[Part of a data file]
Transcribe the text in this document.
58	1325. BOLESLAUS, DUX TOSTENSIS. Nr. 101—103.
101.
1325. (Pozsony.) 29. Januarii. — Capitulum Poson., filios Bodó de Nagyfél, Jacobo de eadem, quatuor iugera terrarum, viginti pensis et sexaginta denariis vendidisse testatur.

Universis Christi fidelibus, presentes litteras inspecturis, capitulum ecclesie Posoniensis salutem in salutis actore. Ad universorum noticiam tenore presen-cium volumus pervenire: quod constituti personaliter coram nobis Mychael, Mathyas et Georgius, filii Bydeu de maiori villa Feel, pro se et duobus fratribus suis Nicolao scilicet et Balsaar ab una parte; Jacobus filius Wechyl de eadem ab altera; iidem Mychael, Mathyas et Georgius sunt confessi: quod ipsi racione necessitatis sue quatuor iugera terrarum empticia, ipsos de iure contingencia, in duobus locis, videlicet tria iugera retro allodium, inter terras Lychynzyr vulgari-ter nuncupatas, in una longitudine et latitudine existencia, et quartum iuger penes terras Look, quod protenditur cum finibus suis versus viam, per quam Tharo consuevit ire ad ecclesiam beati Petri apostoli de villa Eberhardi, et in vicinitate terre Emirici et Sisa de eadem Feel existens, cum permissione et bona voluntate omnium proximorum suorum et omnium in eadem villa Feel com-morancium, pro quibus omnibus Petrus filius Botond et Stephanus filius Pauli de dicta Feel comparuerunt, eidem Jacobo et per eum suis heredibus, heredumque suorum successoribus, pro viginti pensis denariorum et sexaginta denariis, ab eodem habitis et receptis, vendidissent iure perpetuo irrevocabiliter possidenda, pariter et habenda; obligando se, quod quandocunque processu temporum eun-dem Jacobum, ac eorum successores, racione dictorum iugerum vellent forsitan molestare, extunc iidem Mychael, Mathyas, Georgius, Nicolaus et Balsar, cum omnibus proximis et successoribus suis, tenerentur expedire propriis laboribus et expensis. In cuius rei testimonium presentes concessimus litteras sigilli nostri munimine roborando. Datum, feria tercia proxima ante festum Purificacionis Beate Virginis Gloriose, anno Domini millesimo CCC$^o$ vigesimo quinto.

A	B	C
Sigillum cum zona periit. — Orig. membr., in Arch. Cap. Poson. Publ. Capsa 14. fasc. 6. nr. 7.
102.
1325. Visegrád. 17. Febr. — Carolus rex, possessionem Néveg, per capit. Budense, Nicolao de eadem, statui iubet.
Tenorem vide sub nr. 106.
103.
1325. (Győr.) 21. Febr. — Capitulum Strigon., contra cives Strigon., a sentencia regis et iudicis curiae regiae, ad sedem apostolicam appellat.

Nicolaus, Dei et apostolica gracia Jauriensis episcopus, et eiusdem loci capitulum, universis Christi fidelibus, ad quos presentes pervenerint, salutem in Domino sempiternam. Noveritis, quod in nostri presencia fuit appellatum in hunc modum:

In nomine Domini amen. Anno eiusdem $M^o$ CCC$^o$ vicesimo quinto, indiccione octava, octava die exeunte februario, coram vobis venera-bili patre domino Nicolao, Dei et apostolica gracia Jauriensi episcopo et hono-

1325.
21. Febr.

**Task statement:**
Select all lines with the word "gracia" from the entries above.

**Answer to this problem:**
Nicolaus, Dei et apostolica gracia Jauriensis episcopus, et eiusdem loci capitulum, universis Christi fidelibus, ad quos presentes pervenerint, salutem in Domino sempiternam. Noveritis, quod in nostri presencia fuit appellatum in hunc modum:
In nomine Domini amen. Anno eiusdem $M^o$ CCC$^o$ vicesimo quinto, indiccione octava, octava die exeunte februario, coram vobis venera-bili patre domino Nicolao, Dei et apostolica gracia Jauriensi episcopo et hono-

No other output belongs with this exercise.